** Start DATA PROVIDED **

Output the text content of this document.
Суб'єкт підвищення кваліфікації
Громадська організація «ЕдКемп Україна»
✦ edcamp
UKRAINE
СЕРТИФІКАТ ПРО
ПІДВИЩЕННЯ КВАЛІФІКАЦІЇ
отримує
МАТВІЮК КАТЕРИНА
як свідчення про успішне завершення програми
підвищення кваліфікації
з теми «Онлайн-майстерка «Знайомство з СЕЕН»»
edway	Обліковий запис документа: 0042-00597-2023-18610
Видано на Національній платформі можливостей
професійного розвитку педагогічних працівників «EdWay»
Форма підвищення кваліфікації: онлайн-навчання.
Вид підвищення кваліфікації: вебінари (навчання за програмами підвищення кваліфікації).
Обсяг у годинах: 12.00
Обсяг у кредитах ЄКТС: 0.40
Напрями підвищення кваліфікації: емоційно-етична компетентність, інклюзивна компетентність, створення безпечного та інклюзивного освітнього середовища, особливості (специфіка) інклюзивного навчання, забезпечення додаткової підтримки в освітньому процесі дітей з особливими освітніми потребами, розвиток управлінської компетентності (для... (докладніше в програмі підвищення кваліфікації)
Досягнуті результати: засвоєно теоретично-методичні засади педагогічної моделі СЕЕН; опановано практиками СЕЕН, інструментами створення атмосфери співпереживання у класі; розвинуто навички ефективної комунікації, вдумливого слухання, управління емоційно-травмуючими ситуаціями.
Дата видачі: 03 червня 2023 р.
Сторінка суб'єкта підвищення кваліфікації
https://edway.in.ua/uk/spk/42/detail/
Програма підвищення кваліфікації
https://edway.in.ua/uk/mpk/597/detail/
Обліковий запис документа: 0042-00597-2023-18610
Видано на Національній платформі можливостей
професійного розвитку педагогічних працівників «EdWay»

** End DATA PROVIDED **
** Start DATA PROVIDED **

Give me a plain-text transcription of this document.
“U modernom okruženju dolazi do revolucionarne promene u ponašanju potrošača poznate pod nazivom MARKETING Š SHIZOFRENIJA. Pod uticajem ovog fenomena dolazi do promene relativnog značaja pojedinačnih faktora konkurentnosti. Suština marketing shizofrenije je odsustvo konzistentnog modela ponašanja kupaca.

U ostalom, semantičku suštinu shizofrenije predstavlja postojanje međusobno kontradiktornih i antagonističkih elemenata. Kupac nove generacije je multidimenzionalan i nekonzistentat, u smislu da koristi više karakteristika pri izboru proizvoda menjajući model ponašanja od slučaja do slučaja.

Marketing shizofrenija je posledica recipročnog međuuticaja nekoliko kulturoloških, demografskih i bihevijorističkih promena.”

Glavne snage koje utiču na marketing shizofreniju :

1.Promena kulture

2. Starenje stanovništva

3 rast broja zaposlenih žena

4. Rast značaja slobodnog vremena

** End DATA PROVIDED **
** Start DATA PROVIDED **

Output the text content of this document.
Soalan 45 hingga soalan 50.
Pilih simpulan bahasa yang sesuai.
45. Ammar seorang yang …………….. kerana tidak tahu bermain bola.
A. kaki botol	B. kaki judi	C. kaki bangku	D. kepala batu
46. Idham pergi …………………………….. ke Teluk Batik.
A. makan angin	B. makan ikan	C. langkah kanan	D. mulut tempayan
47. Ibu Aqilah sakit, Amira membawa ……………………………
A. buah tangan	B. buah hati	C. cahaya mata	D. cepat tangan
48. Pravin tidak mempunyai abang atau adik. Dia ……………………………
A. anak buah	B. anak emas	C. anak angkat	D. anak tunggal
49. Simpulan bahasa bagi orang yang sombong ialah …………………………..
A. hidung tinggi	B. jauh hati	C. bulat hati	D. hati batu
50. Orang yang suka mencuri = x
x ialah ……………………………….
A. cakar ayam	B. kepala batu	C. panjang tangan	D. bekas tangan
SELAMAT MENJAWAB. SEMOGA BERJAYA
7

** End DATA PROVIDED **

**WHAT IS EXPECTED:**
Sift the material for lines with the string "bahasa". Copy each one found.

**WRITTEN ANSWER:**
Pilih simpulan bahasa yang sesuai.
49. Simpulan bahasa bagi orang yang sombong ialah …………………………..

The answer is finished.